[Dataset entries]
-*-

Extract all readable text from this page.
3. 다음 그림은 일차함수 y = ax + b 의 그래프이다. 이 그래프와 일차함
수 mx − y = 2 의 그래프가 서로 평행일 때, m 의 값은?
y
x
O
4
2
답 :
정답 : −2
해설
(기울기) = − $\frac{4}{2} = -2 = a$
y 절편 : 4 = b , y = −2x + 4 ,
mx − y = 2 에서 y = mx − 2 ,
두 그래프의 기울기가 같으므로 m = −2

-*-

Above are some records; repeat all of them exactly.

● **Output for this task**
Extract all readable text from this page.
3. 다음 그림은 일차함수 y = ax + b 의 그래프이다. 이 그래프와 일차함
수 mx − y = 2 의 그래프가 서로 평행일 때, m 의 값은?
y
x
O
4
2
답 :
정답 : −2
해설
(기울기) = − $\frac{4}{2} = -2 = a$
y 절편 : 4 = b , y = −2x + 4 ,
mx − y = 2 에서 y = mx − 2 ,
두 그래프의 기울기가 같으므로 m = −2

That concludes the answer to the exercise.